* Begin Dataset records *
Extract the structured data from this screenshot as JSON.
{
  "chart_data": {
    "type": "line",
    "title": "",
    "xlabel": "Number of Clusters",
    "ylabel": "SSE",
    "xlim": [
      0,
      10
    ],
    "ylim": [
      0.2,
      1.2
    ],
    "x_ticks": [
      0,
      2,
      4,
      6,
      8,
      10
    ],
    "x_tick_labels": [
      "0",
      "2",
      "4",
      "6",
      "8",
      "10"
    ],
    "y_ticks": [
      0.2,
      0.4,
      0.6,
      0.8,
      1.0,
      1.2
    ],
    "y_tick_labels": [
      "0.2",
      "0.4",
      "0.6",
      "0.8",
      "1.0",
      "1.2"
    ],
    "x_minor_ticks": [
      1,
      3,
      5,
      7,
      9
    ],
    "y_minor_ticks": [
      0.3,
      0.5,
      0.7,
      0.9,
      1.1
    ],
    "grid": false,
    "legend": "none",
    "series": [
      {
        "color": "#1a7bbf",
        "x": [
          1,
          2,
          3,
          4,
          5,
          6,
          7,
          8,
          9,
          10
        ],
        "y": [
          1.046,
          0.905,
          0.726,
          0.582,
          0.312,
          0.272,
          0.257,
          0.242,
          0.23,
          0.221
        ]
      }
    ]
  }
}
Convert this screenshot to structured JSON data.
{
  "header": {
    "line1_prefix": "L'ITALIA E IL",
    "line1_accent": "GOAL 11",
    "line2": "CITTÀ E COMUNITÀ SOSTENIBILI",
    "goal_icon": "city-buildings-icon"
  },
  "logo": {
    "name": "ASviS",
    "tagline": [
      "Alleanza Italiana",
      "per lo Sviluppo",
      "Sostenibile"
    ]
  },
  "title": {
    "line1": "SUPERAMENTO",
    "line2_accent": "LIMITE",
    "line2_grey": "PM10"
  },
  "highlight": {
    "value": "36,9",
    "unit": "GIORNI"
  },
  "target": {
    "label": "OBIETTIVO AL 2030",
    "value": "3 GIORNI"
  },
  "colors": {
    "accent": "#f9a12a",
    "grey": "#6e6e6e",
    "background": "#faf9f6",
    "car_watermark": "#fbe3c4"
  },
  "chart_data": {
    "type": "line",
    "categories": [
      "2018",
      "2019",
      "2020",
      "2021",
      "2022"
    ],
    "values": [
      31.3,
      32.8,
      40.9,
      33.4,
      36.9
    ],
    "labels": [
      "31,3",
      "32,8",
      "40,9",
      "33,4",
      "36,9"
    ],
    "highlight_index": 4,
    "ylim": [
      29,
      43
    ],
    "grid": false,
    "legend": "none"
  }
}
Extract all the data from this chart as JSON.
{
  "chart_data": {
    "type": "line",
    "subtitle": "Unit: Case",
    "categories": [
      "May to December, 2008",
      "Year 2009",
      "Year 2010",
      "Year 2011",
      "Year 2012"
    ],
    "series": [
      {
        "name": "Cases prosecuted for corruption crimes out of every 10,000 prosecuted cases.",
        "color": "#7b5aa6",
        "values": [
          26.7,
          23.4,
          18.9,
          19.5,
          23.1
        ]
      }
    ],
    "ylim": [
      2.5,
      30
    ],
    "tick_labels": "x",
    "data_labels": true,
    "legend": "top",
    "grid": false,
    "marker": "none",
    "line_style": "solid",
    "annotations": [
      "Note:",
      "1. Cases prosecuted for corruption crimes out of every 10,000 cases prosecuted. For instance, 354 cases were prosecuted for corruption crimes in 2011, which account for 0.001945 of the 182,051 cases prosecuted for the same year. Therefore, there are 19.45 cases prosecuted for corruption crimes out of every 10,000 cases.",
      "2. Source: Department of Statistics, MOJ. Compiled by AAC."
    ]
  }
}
* End Dataset records *
Stated problem: From the records above, pull out every line containing the word "structured".

Solution for this problem:
Extract the structured data from this screenshot as JSON.
Convert this screenshot to structured JSON data.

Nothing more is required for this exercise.